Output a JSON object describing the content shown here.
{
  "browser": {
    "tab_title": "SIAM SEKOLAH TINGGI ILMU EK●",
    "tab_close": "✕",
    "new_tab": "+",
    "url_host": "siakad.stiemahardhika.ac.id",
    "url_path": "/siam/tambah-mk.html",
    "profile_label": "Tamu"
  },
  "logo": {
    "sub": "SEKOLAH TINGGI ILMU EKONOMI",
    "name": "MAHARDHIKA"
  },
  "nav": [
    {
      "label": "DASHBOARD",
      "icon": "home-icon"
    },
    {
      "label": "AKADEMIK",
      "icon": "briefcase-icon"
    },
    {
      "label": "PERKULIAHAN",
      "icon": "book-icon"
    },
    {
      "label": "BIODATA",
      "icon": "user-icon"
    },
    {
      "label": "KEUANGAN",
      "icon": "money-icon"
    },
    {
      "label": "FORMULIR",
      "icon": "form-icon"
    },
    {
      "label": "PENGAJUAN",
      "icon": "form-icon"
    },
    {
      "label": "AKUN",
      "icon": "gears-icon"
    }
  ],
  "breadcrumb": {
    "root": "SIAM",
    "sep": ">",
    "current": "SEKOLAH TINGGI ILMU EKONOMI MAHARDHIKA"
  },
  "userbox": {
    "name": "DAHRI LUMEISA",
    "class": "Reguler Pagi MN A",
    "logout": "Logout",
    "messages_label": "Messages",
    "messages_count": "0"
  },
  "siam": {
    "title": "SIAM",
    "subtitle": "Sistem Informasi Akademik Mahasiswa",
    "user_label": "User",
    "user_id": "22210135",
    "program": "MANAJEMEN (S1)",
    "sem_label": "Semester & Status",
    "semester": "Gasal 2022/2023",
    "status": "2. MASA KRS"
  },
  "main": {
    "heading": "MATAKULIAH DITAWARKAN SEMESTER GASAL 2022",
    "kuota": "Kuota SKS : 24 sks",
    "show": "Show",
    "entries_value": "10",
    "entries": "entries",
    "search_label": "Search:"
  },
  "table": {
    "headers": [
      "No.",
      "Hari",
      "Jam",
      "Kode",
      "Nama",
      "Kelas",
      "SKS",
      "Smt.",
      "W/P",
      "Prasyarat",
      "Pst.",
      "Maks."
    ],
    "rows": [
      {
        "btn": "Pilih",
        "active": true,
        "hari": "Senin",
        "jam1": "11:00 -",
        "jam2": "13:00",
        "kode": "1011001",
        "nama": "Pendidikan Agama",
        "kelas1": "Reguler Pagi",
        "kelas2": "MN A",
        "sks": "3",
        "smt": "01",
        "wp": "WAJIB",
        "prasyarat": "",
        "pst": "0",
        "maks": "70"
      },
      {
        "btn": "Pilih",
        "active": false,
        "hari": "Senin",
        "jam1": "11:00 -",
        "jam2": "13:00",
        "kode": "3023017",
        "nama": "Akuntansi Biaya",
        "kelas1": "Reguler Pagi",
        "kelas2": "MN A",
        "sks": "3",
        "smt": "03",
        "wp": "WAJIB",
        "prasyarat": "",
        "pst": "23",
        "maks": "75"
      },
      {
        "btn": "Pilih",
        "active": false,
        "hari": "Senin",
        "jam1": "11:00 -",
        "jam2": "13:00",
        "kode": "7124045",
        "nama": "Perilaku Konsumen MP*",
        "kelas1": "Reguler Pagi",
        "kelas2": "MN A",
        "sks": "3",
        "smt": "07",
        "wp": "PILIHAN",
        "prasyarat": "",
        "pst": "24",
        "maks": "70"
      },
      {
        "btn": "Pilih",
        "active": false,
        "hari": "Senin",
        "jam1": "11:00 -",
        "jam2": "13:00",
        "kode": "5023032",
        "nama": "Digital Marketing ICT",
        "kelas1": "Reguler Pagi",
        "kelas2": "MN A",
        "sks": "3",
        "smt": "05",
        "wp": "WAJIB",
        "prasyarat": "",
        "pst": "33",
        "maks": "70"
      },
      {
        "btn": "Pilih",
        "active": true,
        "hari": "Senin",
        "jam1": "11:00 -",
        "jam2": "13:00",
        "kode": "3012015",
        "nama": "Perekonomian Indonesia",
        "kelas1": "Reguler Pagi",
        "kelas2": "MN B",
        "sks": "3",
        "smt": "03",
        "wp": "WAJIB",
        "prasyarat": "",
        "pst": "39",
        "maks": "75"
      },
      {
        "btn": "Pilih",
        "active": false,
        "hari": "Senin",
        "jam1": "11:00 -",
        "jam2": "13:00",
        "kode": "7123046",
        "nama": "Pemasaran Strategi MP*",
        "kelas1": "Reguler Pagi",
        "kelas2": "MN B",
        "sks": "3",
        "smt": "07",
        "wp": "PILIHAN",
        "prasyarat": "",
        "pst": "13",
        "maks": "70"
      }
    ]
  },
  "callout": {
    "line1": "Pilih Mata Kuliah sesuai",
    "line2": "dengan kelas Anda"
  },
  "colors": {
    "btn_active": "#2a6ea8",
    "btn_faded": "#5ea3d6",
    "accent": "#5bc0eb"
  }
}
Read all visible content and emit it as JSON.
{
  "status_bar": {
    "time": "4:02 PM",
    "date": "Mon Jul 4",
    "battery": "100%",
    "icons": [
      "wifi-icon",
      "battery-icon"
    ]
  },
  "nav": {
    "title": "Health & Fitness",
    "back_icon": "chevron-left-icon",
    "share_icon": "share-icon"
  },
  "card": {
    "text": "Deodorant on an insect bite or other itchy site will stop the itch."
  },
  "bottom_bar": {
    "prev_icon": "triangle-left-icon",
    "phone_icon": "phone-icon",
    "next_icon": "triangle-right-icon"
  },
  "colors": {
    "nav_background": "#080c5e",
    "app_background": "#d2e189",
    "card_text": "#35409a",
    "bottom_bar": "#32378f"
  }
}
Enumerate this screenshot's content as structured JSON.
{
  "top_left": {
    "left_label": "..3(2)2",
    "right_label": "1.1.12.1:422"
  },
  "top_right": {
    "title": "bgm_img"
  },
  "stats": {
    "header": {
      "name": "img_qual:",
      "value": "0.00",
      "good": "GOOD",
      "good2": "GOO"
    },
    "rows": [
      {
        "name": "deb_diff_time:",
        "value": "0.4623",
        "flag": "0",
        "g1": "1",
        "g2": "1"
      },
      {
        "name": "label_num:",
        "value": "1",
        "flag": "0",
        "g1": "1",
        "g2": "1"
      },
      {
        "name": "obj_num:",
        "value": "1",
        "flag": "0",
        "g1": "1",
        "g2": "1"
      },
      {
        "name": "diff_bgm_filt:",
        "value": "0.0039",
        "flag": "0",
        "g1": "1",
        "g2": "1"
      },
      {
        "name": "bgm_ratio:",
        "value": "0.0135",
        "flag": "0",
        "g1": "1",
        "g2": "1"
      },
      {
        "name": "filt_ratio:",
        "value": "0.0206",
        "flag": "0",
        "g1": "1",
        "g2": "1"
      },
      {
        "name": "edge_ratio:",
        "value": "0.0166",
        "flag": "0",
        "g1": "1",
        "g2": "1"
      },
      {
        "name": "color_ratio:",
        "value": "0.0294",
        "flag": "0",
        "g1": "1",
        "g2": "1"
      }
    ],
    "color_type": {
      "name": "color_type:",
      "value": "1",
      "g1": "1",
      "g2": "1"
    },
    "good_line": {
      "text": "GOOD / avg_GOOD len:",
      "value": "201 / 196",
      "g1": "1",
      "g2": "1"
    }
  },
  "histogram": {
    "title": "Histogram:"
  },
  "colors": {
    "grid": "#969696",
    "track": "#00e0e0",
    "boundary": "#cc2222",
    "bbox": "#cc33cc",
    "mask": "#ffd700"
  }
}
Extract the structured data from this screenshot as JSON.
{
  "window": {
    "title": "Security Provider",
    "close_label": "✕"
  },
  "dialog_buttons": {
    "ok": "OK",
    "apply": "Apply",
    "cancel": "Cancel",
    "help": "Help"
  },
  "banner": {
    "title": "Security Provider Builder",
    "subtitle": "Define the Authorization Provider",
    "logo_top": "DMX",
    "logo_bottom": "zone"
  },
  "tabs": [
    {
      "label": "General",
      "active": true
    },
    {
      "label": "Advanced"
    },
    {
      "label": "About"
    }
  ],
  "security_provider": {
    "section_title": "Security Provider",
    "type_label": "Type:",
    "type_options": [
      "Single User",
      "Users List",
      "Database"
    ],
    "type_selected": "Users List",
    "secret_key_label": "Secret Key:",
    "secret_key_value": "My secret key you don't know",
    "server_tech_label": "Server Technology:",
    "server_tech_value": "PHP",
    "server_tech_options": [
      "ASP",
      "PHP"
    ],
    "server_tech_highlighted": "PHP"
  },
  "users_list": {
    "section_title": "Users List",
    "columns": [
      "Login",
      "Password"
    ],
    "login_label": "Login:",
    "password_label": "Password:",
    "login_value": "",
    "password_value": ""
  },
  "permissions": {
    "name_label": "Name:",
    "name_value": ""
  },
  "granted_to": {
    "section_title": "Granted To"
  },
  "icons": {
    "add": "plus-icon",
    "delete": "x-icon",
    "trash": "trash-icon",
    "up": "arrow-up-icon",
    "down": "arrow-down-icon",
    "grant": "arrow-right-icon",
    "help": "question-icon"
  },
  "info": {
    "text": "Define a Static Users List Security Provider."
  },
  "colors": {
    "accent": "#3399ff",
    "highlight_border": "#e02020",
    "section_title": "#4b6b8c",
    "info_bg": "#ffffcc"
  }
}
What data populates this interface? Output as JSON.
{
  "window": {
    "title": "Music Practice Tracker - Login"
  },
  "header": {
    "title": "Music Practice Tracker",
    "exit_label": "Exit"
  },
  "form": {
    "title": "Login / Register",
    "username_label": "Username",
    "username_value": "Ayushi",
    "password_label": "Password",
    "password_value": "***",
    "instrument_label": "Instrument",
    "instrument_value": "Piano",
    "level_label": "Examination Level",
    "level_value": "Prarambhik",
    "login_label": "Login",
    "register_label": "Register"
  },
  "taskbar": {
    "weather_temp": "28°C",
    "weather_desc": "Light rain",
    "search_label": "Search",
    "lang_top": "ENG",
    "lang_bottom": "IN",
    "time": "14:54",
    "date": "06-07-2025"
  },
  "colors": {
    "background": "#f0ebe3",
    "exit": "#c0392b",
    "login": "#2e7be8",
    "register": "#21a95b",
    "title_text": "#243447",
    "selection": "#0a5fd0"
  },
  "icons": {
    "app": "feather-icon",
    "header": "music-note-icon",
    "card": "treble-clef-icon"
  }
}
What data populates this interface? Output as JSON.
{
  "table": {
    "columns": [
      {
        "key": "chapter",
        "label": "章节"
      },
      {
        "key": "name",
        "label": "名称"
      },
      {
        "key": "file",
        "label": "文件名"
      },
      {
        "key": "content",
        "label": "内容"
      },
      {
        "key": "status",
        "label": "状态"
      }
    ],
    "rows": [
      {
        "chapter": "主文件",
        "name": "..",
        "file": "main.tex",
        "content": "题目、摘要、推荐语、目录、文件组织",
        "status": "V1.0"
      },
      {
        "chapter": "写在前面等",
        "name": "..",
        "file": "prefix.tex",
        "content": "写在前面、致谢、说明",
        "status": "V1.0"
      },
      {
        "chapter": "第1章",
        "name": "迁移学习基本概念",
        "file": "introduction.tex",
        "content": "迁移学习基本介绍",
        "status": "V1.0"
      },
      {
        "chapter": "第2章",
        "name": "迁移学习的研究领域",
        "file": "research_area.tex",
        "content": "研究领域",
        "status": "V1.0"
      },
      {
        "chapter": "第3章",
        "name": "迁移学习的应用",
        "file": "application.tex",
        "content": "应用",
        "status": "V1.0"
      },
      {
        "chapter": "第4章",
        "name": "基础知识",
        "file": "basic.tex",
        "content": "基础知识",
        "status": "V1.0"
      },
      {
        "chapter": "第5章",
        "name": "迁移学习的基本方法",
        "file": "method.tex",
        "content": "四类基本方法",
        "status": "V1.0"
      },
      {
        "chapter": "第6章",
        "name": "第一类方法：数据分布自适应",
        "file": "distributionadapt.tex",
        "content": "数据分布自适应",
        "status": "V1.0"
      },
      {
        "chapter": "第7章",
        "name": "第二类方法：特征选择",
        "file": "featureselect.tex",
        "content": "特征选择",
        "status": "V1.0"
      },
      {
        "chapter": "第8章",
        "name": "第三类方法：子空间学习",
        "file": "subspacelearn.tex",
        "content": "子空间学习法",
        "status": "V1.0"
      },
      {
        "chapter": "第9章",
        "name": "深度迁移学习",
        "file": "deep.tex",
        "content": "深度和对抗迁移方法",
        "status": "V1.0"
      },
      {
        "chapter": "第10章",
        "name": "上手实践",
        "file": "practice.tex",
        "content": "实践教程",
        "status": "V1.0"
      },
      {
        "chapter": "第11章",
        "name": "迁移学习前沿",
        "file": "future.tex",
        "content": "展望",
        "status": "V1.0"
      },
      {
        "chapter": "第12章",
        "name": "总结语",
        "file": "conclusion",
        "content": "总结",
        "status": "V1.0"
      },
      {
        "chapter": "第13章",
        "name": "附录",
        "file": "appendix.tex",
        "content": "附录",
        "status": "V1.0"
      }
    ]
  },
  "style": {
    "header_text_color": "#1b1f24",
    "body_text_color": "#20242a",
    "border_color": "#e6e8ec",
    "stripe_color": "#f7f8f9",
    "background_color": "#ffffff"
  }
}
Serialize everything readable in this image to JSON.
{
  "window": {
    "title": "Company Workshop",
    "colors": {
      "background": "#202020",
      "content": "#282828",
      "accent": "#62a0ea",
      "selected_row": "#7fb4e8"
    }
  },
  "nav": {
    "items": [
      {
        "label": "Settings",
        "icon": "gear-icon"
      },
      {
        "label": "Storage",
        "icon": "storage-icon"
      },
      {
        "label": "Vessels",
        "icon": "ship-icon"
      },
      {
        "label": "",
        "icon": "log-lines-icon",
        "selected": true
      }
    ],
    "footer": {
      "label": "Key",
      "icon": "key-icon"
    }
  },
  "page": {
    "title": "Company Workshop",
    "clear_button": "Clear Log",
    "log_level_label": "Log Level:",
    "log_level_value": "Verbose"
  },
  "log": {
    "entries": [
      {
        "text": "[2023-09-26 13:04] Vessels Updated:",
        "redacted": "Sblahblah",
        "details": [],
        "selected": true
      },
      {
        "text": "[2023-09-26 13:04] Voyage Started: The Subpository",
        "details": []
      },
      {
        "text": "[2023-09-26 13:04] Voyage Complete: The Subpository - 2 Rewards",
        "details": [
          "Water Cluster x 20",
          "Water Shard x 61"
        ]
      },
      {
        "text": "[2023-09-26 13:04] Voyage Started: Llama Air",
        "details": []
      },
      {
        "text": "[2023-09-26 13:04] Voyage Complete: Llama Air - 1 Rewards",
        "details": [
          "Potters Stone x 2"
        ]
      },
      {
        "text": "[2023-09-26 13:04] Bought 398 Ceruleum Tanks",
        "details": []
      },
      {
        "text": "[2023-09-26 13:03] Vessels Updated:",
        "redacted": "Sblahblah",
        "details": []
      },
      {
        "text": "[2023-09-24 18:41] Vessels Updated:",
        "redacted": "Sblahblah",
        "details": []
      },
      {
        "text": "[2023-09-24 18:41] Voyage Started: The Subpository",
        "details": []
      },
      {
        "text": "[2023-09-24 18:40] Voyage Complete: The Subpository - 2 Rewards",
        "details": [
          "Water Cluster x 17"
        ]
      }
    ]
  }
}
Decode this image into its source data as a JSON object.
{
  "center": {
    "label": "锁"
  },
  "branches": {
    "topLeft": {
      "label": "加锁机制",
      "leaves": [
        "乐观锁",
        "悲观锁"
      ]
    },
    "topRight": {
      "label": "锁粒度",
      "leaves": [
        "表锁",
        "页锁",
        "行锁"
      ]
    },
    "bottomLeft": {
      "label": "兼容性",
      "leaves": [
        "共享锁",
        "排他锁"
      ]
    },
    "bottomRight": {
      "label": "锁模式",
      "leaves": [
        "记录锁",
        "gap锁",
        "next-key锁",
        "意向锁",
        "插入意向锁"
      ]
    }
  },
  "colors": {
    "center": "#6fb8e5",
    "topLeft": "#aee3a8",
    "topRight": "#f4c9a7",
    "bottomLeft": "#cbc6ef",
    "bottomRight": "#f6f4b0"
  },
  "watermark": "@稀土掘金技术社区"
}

__What the task requires__: Search the entries for the word "image", then gather every line that has it.

__Final result__:
Serialize everything readable in this image to JSON.
Decode this image into its source data as a JSON object.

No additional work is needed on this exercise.